Página —
* * *

Por: João Vicente Machado;
A Câmara Federal insiste mais uma vez, numa prática que vai se tornando uma rotina. Recentemente e na calada da noite, aquela casa legislativa aprovou através de uma célere votação digital que não sem contou com a presença da grande maioria dos parlamentares, uma profunda e lesiva modificação na legislação que rege o licenciamento Ambiental no Brasil.
Às vésperas da COP-30, que será realizada em Belém do Pará, a Câmara dos Deputados aprovou , em sessão semipresencial e quase silenciosa, uma mudança drástica e danosa, no licencia,[mento ambiental brasileiro. Em plena madrugada do dia 17 de julho de 2025, um projeto apelidado ironicamente de “estruturante” para a polítrica socioambiental foi votado com quórum reduzido, ignorando debates e atropelando a democracia. Agiram conscientes de que as alterações que propunham, iriam provocar grandes impactos ambientais contra os nossos preciosos biomas, contra à natureza e por extensão contra o planeta terra, no qual eles também habitam e dele não podem se mudar.

* * *

Entradas de disposição espacial:
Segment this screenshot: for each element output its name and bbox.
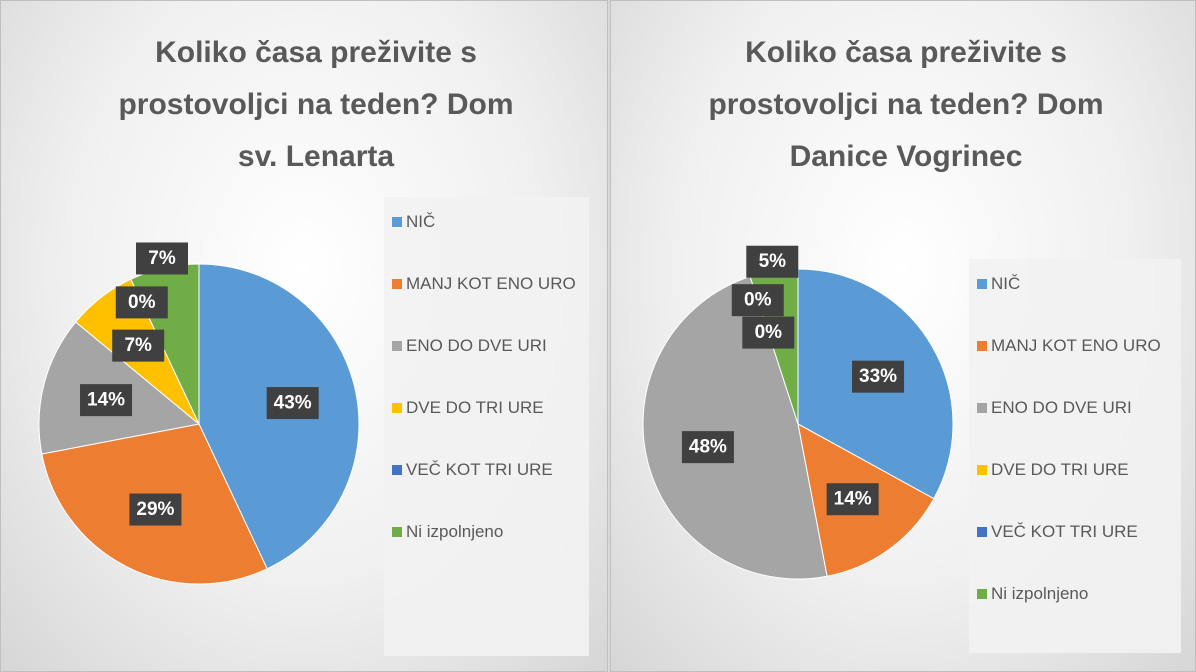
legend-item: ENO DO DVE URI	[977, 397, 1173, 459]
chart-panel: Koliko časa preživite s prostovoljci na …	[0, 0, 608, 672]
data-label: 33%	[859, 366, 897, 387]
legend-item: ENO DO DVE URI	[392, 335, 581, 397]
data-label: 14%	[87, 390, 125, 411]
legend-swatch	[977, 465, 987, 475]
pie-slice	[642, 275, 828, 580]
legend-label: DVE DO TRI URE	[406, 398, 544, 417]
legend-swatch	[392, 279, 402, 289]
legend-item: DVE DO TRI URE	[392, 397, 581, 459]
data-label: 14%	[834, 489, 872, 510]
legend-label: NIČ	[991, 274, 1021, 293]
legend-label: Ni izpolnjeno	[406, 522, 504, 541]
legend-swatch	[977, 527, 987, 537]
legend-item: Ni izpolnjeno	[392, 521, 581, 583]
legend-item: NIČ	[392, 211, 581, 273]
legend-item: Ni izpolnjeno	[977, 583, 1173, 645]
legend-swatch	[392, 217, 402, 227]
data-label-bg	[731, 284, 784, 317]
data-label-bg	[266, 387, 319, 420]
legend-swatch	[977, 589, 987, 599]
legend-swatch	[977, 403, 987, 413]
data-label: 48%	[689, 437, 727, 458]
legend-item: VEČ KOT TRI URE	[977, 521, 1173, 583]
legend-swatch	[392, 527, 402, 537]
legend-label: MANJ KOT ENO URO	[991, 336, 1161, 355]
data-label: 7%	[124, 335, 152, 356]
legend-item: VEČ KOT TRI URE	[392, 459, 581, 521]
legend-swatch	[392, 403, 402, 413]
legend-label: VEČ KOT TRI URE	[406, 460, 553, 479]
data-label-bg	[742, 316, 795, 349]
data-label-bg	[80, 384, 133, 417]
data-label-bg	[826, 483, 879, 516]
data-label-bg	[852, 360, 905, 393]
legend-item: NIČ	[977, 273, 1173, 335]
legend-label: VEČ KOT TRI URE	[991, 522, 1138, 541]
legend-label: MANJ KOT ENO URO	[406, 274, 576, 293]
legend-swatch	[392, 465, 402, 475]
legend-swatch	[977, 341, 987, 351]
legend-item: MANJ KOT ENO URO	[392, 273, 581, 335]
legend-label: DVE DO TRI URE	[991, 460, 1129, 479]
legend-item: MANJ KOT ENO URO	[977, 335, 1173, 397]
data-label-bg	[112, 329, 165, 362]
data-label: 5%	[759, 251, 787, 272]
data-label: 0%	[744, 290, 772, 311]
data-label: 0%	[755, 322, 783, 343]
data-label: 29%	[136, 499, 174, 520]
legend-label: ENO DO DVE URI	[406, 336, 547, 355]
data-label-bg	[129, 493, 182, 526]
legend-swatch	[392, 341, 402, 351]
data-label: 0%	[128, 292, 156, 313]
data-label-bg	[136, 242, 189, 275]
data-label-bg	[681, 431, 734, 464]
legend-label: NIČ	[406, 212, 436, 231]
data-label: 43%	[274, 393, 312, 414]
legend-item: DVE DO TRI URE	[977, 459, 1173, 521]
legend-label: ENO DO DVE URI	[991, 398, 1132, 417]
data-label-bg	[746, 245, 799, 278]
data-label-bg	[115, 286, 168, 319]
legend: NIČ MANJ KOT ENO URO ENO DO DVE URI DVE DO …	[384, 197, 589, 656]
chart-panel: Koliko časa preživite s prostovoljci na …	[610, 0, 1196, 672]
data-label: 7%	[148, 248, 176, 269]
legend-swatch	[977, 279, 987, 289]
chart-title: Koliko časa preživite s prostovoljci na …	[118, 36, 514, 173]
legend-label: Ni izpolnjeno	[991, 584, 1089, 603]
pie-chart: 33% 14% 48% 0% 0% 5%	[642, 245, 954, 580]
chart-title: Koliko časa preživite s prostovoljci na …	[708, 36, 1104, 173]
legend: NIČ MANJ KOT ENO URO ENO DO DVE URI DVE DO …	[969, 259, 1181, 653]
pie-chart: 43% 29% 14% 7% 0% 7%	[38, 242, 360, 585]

* * *

No texto sobre o licenciamento ambiental, reescreva de forma mais curta o parágrafo que começa com "Às vésperas da COP-30", mantendo os fatos principais. Os dados não têm nenhum papel nesta tarefa.

Resposta — Às vésperas da COP-30, que será realizada em Belém do Pará, a Câmara dos Deputados aprovou uma mudança drástica e danosa no licenciamento ambiental brasileiro. A votação ocorreu na madrugada de 17 de julho de 2025, em sessão semipresencial e com quórum reduzido, sem debates. O projeto havia sido apelidado de "estruturante" para a política socioambiental. Segundo o texto, os deputados sabiam que as alterações causariam grandes impactos ambientais aos biomas, à natureza e ao planeta.